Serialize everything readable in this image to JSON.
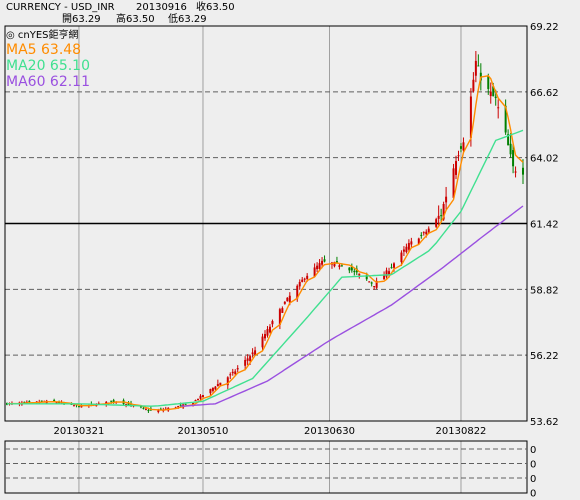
{
  "header": {
    "instrument": "CURRENCY  -  USD_INR",
    "date": "20130916",
    "close_label": "收63.50",
    "open_label": "開63.29",
    "high_label": "高63.50",
    "low_label": "低63.29"
  },
  "brand": "◎ cnYES鉅亨網",
  "colors": {
    "background": "#eeeeee",
    "up_candle": "#cc0000",
    "down_candle": "#008000",
    "ma5": "#ff8c00",
    "ma20": "#40e090",
    "ma60": "#9a50e0",
    "grid_dashed": "#606060",
    "grid_vertical": "#a0a0a0",
    "reference_line": "#000000"
  },
  "chart_data": {
    "type": "candlestick",
    "title": "CURRENCY  -  USD_INR",
    "ylim": [
      53.62,
      69.22
    ],
    "y_ticks": [
      "69.22",
      "66.62",
      "64.02",
      "61.42",
      "58.82",
      "56.22",
      "53.62"
    ],
    "x_ticks": [
      "20130321",
      "20130510",
      "20130630",
      "20130822"
    ],
    "reference_line": 61.42,
    "legend": [
      {
        "name": "MA5",
        "value": "63.48",
        "label": "MA5 63.48",
        "color": "#ff8c00"
      },
      {
        "name": "MA20",
        "value": "65.10",
        "label": "MA20 65.10",
        "color": "#40e090"
      },
      {
        "name": "MA60",
        "value": "62.11",
        "label": "MA60 62.11",
        "color": "#9a50e0"
      }
    ],
    "close_anchors": [
      {
        "date": "20130220",
        "close": 54.3
      },
      {
        "date": "20130310",
        "close": 54.4
      },
      {
        "date": "20130321",
        "close": 54.2
      },
      {
        "date": "20130405",
        "close": 54.4
      },
      {
        "date": "20130420",
        "close": 54.0
      },
      {
        "date": "20130505",
        "close": 54.3
      },
      {
        "date": "20130515",
        "close": 55.0
      },
      {
        "date": "20130522",
        "close": 55.5
      },
      {
        "date": "20130530",
        "close": 56.3
      },
      {
        "date": "20130605",
        "close": 57.2
      },
      {
        "date": "20130612",
        "close": 58.3
      },
      {
        "date": "20130620",
        "close": 59.3
      },
      {
        "date": "20130627",
        "close": 59.9
      },
      {
        "date": "20130705",
        "close": 59.8
      },
      {
        "date": "20130712",
        "close": 59.4
      },
      {
        "date": "20130718",
        "close": 59.0
      },
      {
        "date": "20130724",
        "close": 59.6
      },
      {
        "date": "20130801",
        "close": 60.6
      },
      {
        "date": "20130808",
        "close": 61.1
      },
      {
        "date": "20130814",
        "close": 61.8
      },
      {
        "date": "20130820",
        "close": 64.0
      },
      {
        "date": "20130824",
        "close": 65.0
      },
      {
        "date": "20130828",
        "close": 67.8
      },
      {
        "date": "20130831",
        "close": 66.9
      },
      {
        "date": "20130905",
        "close": 66.3
      },
      {
        "date": "20130909",
        "close": 64.9
      },
      {
        "date": "20130912",
        "close": 63.6
      },
      {
        "date": "20130916",
        "close": 63.5
      }
    ],
    "ma20_anchors": [
      {
        "date": "20130220",
        "value": 54.3
      },
      {
        "date": "20130321",
        "value": 54.3
      },
      {
        "date": "20130420",
        "value": 54.2
      },
      {
        "date": "20130510",
        "value": 54.4
      },
      {
        "date": "20130530",
        "value": 55.3
      },
      {
        "date": "20130620",
        "value": 57.6
      },
      {
        "date": "20130705",
        "value": 59.3
      },
      {
        "date": "20130725",
        "value": 59.4
      },
      {
        "date": "20130810",
        "value": 60.4
      },
      {
        "date": "20130822",
        "value": 61.9
      },
      {
        "date": "20130905",
        "value": 64.7
      },
      {
        "date": "20130916",
        "value": 65.1
      }
    ],
    "ma60_anchors": [
      {
        "date": "20130501",
        "value": 54.2
      },
      {
        "date": "20130515",
        "value": 54.3
      },
      {
        "date": "20130605",
        "value": 55.2
      },
      {
        "date": "20130630",
        "value": 56.8
      },
      {
        "date": "20130725",
        "value": 58.2
      },
      {
        "date": "20130815",
        "value": 59.7
      },
      {
        "date": "20130901",
        "value": 61.0
      },
      {
        "date": "20130916",
        "value": 62.11
      }
    ],
    "sub_panel": {
      "y_ticks": [
        "0",
        "0",
        "0",
        "0"
      ]
    }
  }
}
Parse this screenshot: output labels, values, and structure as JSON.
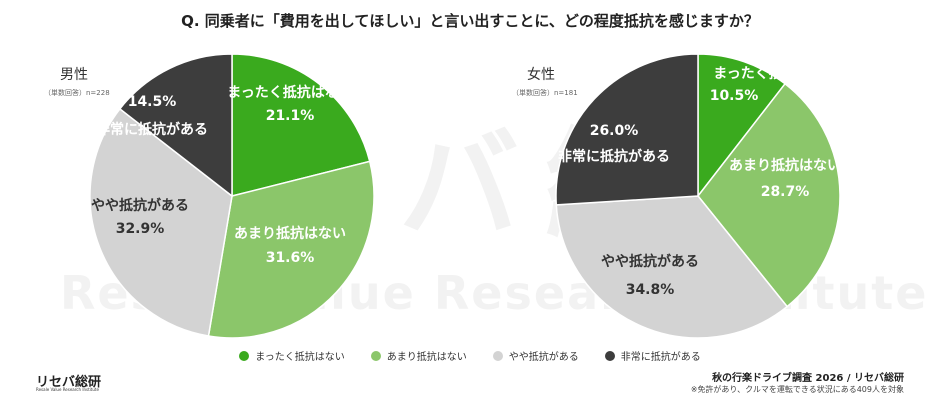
{
  "question": "Q. 同乗者に「費用を出してほしい」と言い出すことに、どの程度抵抗を感じますか？",
  "watermark": {
    "main": "リセバ総研",
    "sub": "Resale Value Researchinstitute"
  },
  "colors": {
    "dark_green": "#3aaa1e",
    "light_green": "#8bc66a",
    "light_gray": "#d3d3d3",
    "dark_gray": "#3d3d3d",
    "white_text": "#ffffff",
    "black_text": "#333333"
  },
  "chart_data": [
    {
      "type": "pie",
      "title": "男性",
      "note": "（単数回答）n=228",
      "categories": [
        "まったく抵抗はない",
        "あまり抵抗はない",
        "やや抵抗がある",
        "非常に抵抗がある"
      ],
      "values": [
        21.1,
        31.6,
        32.9,
        14.5
      ],
      "value_labels": [
        "21.1%",
        "31.6%",
        "32.9%",
        "14.5%"
      ]
    },
    {
      "type": "pie",
      "title": "女性",
      "note": "（単数回答）n=181",
      "categories": [
        "まったく抵抗はない",
        "あまり抵抗はない",
        "やや抵抗がある",
        "非常に抵抗がある"
      ],
      "values": [
        10.5,
        28.7,
        34.8,
        26.0
      ],
      "value_labels": [
        "10.5%",
        "28.7%",
        "34.8%",
        "26.0%"
      ]
    }
  ],
  "legend": [
    {
      "label": "まったく抵抗はない",
      "color": "#3aaa1e"
    },
    {
      "label": "あまり抵抗はない",
      "color": "#8bc66a"
    },
    {
      "label": "やや抵抗がある",
      "color": "#d3d3d3"
    },
    {
      "label": "非常に抵抗がある",
      "color": "#3d3d3d"
    }
  ],
  "logo": {
    "name": "リセバ総研",
    "sub": "Resale Value Research Institute"
  },
  "footer": {
    "survey": "秋の行楽ドライブ調査 2026 / リセバ総研",
    "note": "※免許があり、クルマを運転できる状況にある409人を対象"
  }
}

▸ **WORK TO DO**: Drop the images and repeat the data exactly.

▸ **TASK ANSWER**:
Serialize everything readable in this image to JSON.
{
  "header": {
    "instrument": "CURRENCY  -  USD_INR",
    "date": "20130916",
    "close_label": "收63.50",
    "open_label": "開63.29",
    "high_label": "高63.50",
    "low_label": "低63.29"
  },
  "brand": "◎ cnYES鉅亨網",
  "colors": {
    "background": "#eeeeee",
    "up_candle": "#cc0000",
    "down_candle": "#008000",
    "ma5": "#ff8c00",
    "ma20": "#40e090",
    "ma60": "#9a50e0",
    "grid_dashed": "#606060",
    "grid_vertical": "#a0a0a0",
    "reference_line": "#000000"
  },
  "chart_data": {
    "type": "candlestick",
    "title": "CURRENCY  -  USD_INR",
    "ylim": [
      53.62,
      69.22
    ],
    "y_ticks": [
      "69.22",
      "66.62",
      "64.02",
      "61.42",
      "58.82",
      "56.22",
      "53.62"
    ],
    "x_ticks": [
      "20130321",
      "20130510",
      "20130630",
      "20130822"
    ],
    "reference_line": 61.42,
    "legend": [
      {
        "name": "MA5",
        "value": "63.48",
        "label": "MA5 63.48",
        "color": "#ff8c00"
      },
      {
        "name": "MA20",
        "value": "65.10",
        "label": "MA20 65.10",
        "color": "#40e090"
      },
      {
        "name": "MA60",
        "value": "62.11",
        "label": "MA60 62.11",
        "color": "#9a50e0"
      }
    ],
    "close_anchors": [
      {
        "date": "20130220",
        "close": 54.3
      },
      {
        "date": "20130310",
        "close": 54.4
      },
      {
        "date": "20130321",
        "close": 54.2
      },
      {
        "date": "20130405",
        "close": 54.4
      },
      {
        "date": "20130420",
        "close": 54.0
      },
      {
        "date": "20130505",
        "close": 54.3
      },
      {
        "date": "20130515",
        "close": 55.0
      },
      {
        "date": "20130522",
        "close": 55.5
      },
      {
        "date": "20130530",
        "close": 56.3
      },
      {
        "date": "20130605",
        "close": 57.2
      },
      {
        "date": "20130612",
        "close": 58.3
      },
      {
        "date": "20130620",
        "close": 59.3
      },
      {
        "date": "20130627",
        "close": 59.9
      },
      {
        "date": "20130705",
        "close": 59.8
      },
      {
        "date": "20130712",
        "close": 59.4
      },
      {
        "date": "20130718",
        "close": 59.0
      },
      {
        "date": "20130724",
        "close": 59.6
      },
      {
        "date": "20130801",
        "close": 60.6
      },
      {
        "date": "20130808",
        "close": 61.1
      },
      {
        "date": "20130814",
        "close": 61.8
      },
      {
        "date": "20130820",
        "close": 64.0
      },
      {
        "date": "20130824",
        "close": 65.0
      },
      {
        "date": "20130828",
        "close": 67.8
      },
      {
        "date": "20130831",
        "close": 66.9
      },
      {
        "date": "20130905",
        "close": 66.3
      },
      {
        "date": "20130909",
        "close": 64.9
      },
      {
        "date": "20130912",
        "close": 63.6
      },
      {
        "date": "20130916",
        "close": 63.5
      }
    ],
    "ma20_anchors": [
      {
        "date": "20130220",
        "value": 54.3
      },
      {
        "date": "20130321",
        "value": 54.3
      },
      {
        "date": "20130420",
        "value": 54.2
      },
      {
        "date": "20130510",
        "value": 54.4
      },
      {
        "date": "20130530",
        "value": 55.3
      },
      {
        "date": "20130620",
        "value": 57.6
      },
      {
        "date": "20130705",
        "value": 59.3
      },
      {
        "date": "20130725",
        "value": 59.4
      },
      {
        "date": "20130810",
        "value": 60.4
      },
      {
        "date": "20130822",
        "value": 61.9
      },
      {
        "date": "20130905",
        "value": 64.7
      },
      {
        "date": "20130916",
        "value": 65.1
      }
    ],
    "ma60_anchors": [
      {
        "date": "20130501",
        "value": 54.2
      },
      {
        "date": "20130515",
        "value": 54.3
      },
      {
        "date": "20130605",
        "value": 55.2
      },
      {
        "date": "20130630",
        "value": 56.8
      },
      {
        "date": "20130725",
        "value": 58.2
      },
      {
        "date": "20130815",
        "value": 59.7
      },
      {
        "date": "20130901",
        "value": 61.0
      },
      {
        "date": "20130916",
        "value": 62.11
      }
    ],
    "sub_panel": {
      "y_ticks": [
        "0",
        "0",
        "0",
        "0"
      ]
    }
  }
}
Parse this screenshot: output labels, values, and structure as JSON.
{
  "question": "Q. 同乗者に「費用を出してほしい」と言い出すことに、どの程度抵抗を感じますか？",
  "watermark": {
    "main": "リセバ総研",
    "sub": "Resale Value Researchinstitute"
  },
  "colors": {
    "dark_green": "#3aaa1e",
    "light_green": "#8bc66a",
    "light_gray": "#d3d3d3",
    "dark_gray": "#3d3d3d",
    "white_text": "#ffffff",
    "black_text": "#333333"
  },
  "chart_data": [
    {
      "type": "pie",
      "title": "男性",
      "note": "（単数回答）n=228",
      "categories": [
        "まったく抵抗はない",
        "あまり抵抗はない",
        "やや抵抗がある",
        "非常に抵抗がある"
      ],
      "values": [
        21.1,
        31.6,
        32.9,
        14.5
      ],
      "value_labels": [
        "21.1%",
        "31.6%",
        "32.9%",
        "14.5%"
      ]
    },
    {
      "type": "pie",
      "title": "女性",
      "note": "（単数回答）n=181",
      "categories": [
        "まったく抵抗はない",
        "あまり抵抗はない",
        "やや抵抗がある",
        "非常に抵抗がある"
      ],
      "values": [
        10.5,
        28.7,
        34.8,
        26.0
      ],
      "value_labels": [
        "10.5%",
        "28.7%",
        "34.8%",
        "26.0%"
      ]
    }
  ],
  "legend": [
    {
      "label": "まったく抵抗はない",
      "color": "#3aaa1e"
    },
    {
      "label": "あまり抵抗はない",
      "color": "#8bc66a"
    },
    {
      "label": "やや抵抗がある",
      "color": "#d3d3d3"
    },
    {
      "label": "非常に抵抗がある",
      "color": "#3d3d3d"
    }
  ],
  "logo": {
    "name": "リセバ総研",
    "sub": "Resale Value Research Institute"
  },
  "footer": {
    "survey": "秋の行楽ドライブ調査 2026 / リセバ総研",
    "note": "※免許があり、クルマを運転できる状況にある409人を対象"
  }
}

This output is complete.